> _REQUIREMENT_: Output the material below in full, exactly as it is.

> _DATA FOR PROCESSING_:
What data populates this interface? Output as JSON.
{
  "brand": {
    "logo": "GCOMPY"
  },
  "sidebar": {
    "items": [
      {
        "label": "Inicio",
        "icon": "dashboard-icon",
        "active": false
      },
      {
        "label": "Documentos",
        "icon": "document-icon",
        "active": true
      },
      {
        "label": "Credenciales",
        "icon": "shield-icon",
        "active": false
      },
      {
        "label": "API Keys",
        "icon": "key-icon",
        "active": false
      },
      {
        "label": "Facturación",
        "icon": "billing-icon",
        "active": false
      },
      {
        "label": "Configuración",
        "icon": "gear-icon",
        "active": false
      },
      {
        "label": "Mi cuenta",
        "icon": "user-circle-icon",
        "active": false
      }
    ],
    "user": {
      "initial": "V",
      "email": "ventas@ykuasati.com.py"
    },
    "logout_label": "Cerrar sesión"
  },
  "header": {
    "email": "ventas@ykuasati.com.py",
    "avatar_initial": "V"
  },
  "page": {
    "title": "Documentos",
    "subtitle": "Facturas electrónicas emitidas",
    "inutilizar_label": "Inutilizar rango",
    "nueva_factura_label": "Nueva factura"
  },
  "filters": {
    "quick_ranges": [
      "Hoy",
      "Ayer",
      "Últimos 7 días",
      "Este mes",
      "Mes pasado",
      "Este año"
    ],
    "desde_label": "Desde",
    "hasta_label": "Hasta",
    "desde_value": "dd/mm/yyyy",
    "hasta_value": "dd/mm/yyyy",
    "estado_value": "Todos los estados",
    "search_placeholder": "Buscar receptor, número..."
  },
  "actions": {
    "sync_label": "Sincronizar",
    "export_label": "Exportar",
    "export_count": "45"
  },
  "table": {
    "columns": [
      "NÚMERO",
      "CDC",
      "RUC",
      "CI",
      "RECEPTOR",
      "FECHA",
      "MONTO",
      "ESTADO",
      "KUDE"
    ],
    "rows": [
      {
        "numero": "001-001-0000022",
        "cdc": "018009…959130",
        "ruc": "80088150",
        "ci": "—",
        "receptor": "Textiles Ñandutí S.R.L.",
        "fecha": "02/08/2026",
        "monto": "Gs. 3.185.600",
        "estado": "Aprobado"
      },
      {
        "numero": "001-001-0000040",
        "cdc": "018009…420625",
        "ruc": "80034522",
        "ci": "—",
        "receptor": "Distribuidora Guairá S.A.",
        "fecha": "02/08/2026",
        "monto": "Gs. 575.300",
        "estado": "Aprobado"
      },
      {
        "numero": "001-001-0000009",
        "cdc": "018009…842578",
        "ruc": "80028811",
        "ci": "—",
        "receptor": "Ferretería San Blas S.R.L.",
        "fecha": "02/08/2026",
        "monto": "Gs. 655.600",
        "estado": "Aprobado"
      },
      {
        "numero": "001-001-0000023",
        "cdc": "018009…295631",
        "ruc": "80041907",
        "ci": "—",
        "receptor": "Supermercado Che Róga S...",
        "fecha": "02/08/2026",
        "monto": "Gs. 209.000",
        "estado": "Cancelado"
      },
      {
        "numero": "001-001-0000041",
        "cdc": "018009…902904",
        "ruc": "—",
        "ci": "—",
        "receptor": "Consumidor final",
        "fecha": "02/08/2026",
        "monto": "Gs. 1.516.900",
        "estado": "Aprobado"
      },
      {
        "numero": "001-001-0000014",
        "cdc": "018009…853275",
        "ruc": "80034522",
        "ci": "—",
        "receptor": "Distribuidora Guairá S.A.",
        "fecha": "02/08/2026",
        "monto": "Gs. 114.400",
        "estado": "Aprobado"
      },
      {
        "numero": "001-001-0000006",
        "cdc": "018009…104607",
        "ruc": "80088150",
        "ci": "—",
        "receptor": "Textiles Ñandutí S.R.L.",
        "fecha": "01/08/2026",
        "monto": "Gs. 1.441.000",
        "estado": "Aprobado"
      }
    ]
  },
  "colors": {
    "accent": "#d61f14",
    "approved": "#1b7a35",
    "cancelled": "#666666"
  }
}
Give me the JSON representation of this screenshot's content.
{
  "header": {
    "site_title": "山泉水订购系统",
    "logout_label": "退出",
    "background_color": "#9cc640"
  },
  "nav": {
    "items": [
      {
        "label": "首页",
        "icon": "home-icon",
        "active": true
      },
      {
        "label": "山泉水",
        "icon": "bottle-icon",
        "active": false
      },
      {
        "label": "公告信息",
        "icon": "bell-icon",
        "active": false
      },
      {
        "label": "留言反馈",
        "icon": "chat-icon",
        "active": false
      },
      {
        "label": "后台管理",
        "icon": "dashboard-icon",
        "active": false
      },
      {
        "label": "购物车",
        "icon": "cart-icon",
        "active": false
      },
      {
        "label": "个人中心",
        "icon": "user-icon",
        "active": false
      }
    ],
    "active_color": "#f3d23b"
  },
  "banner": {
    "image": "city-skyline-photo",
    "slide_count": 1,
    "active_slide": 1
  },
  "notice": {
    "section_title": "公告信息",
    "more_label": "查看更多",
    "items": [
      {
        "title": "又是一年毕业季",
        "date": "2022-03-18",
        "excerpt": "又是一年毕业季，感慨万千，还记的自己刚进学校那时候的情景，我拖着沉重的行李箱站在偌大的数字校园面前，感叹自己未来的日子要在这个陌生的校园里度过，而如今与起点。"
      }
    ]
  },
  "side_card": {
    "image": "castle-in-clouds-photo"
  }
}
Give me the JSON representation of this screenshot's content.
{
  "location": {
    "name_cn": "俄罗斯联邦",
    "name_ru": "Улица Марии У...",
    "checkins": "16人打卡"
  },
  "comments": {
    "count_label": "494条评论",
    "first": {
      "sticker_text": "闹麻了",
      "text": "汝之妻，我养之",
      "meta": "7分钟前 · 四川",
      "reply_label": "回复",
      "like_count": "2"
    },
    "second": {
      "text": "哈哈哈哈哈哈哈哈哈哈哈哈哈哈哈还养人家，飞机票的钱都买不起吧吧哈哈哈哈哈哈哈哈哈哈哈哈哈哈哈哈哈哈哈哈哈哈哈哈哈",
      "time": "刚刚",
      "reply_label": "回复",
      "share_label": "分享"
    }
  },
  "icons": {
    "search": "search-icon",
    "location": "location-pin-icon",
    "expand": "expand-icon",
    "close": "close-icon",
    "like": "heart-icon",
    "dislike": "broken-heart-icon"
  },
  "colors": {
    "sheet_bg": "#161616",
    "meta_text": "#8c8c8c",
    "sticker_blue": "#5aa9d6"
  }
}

> _OUTPUT FOR THIS EXERCISE_:
What data populates this interface? Output as JSON.
{
  "brand": {
    "logo": "GCOMPY"
  },
  "sidebar": {
    "items": [
      {
        "label": "Inicio",
        "icon": "dashboard-icon",
        "active": false
      },
      {
        "label": "Documentos",
        "icon": "document-icon",
        "active": true
      },
      {
        "label": "Credenciales",
        "icon": "shield-icon",
        "active": false
      },
      {
        "label": "API Keys",
        "icon": "key-icon",
        "active": false
      },
      {
        "label": "Facturación",
        "icon": "billing-icon",
        "active": false
      },
      {
        "label": "Configuración",
        "icon": "gear-icon",
        "active": false
      },
      {
        "label": "Mi cuenta",
        "icon": "user-circle-icon",
        "active": false
      }
    ],
    "user": {
      "initial": "V",
      "email": "ventas@ykuasati.com.py"
    },
    "logout_label": "Cerrar sesión"
  },
  "header": {
    "email": "ventas@ykuasati.com.py",
    "avatar_initial": "V"
  },
  "page": {
    "title": "Documentos",
    "subtitle": "Facturas electrónicas emitidas",
    "inutilizar_label": "Inutilizar rango",
    "nueva_factura_label": "Nueva factura"
  },
  "filters": {
    "quick_ranges": [
      "Hoy",
      "Ayer",
      "Últimos 7 días",
      "Este mes",
      "Mes pasado",
      "Este año"
    ],
    "desde_label": "Desde",
    "hasta_label": "Hasta",
    "desde_value": "dd/mm/yyyy",
    "hasta_value": "dd/mm/yyyy",
    "estado_value": "Todos los estados",
    "search_placeholder": "Buscar receptor, número..."
  },
  "actions": {
    "sync_label": "Sincronizar",
    "export_label": "Exportar",
    "export_count": "45"
  },
  "table": {
    "columns": [
      "NÚMERO",
      "CDC",
      "RUC",
      "CI",
      "RECEPTOR",
      "FECHA",
      "MONTO",
      "ESTADO",
      "KUDE"
    ],
    "rows": [
      {
        "numero": "001-001-0000022",
        "cdc": "018009…959130",
        "ruc": "80088150",
        "ci": "—",
        "receptor": "Textiles Ñandutí S.R.L.",
        "fecha": "02/08/2026",
        "monto": "Gs. 3.185.600",
        "estado": "Aprobado"
      },
      {
        "numero": "001-001-0000040",
        "cdc": "018009…420625",
        "ruc": "80034522",
        "ci": "—",
        "receptor": "Distribuidora Guairá S.A.",
        "fecha": "02/08/2026",
        "monto": "Gs. 575.300",
        "estado": "Aprobado"
      },
      {
        "numero": "001-001-0000009",
        "cdc": "018009…842578",
        "ruc": "80028811",
        "ci": "—",
        "receptor": "Ferretería San Blas S.R.L.",
        "fecha": "02/08/2026",
        "monto": "Gs. 655.600",
        "estado": "Aprobado"
      },
      {
        "numero": "001-001-0000023",
        "cdc": "018009…295631",
        "ruc": "80041907",
        "ci": "—",
        "receptor": "Supermercado Che Róga S...",
        "fecha": "02/08/2026",
        "monto": "Gs. 209.000",
        "estado": "Cancelado"
      },
      {
        "numero": "001-001-0000041",
        "cdc": "018009…902904",
        "ruc": "—",
        "ci": "—",
        "receptor": "Consumidor final",
        "fecha": "02/08/2026",
        "monto": "Gs. 1.516.900",
        "estado": "Aprobado"
      },
      {
        "numero": "001-001-0000014",
        "cdc": "018009…853275",
        "ruc": "80034522",
        "ci": "—",
        "receptor": "Distribuidora Guairá S.A.",
        "fecha": "02/08/2026",
        "monto": "Gs. 114.400",
        "estado": "Aprobado"
      },
      {
        "numero": "001-001-0000006",
        "cdc": "018009…104607",
        "ruc": "80088150",
        "ci": "—",
        "receptor": "Textiles Ñandutí S.R.L.",
        "fecha": "01/08/2026",
        "monto": "Gs. 1.441.000",
        "estado": "Aprobado"
      }
    ]
  },
  "colors": {
    "accent": "#d61f14",
    "approved": "#1b7a35",
    "cancelled": "#666666"
  }
}
Give me the JSON representation of this screenshot's content.
{
  "header": {
    "site_title": "山泉水订购系统",
    "logout_label": "退出",
    "background_color": "#9cc640"
  },
  "nav": {
    "items": [
      {
        "label": "首页",
        "icon": "home-icon",
        "active": true
      },
      {
        "label": "山泉水",
        "icon": "bottle-icon",
        "active": false
      },
      {
        "label": "公告信息",
        "icon": "bell-icon",
        "active": false
      },
      {
        "label": "留言反馈",
        "icon": "chat-icon",
        "active": false
      },
      {
        "label": "后台管理",
        "icon": "dashboard-icon",
        "active": false
      },
      {
        "label": "购物车",
        "icon": "cart-icon",
        "active": false
      },
      {
        "label": "个人中心",
        "icon": "user-icon",
        "active": false
      }
    ],
    "active_color": "#f3d23b"
  },
  "banner": {
    "image": "city-skyline-photo",
    "slide_count": 1,
    "active_slide": 1
  },
  "notice": {
    "section_title": "公告信息",
    "more_label": "查看更多",
    "items": [
      {
        "title": "又是一年毕业季",
        "date": "2022-03-18",
        "excerpt": "又是一年毕业季，感慨万千，还记的自己刚进学校那时候的情景，我拖着沉重的行李箱站在偌大的数字校园面前，感叹自己未来的日子要在这个陌生的校园里度过，而如今与起点。"
      }
    ]
  },
  "side_card": {
    "image": "castle-in-clouds-photo"
  }
}
Give me the JSON representation of this screenshot's content.
{
  "location": {
    "name_cn": "俄罗斯联邦",
    "name_ru": "Улица Марии У...",
    "checkins": "16人打卡"
  },
  "comments": {
    "count_label": "494条评论",
    "first": {
      "sticker_text": "闹麻了",
      "text": "汝之妻，我养之",
      "meta": "7分钟前 · 四川",
      "reply_label": "回复",
      "like_count": "2"
    },
    "second": {
      "text": "哈哈哈哈哈哈哈哈哈哈哈哈哈哈哈还养人家，飞机票的钱都买不起吧吧哈哈哈哈哈哈哈哈哈哈哈哈哈哈哈哈哈哈哈哈哈哈哈哈哈",
      "time": "刚刚",
      "reply_label": "回复",
      "share_label": "分享"
    }
  },
  "icons": {
    "search": "search-icon",
    "location": "location-pin-icon",
    "expand": "expand-icon",
    "close": "close-icon",
    "like": "heart-icon",
    "dislike": "broken-heart-icon"
  },
  "colors": {
    "sheet_bg": "#161616",
    "meta_text": "#8c8c8c",
    "sticker_blue": "#5aa9d6"
  }
}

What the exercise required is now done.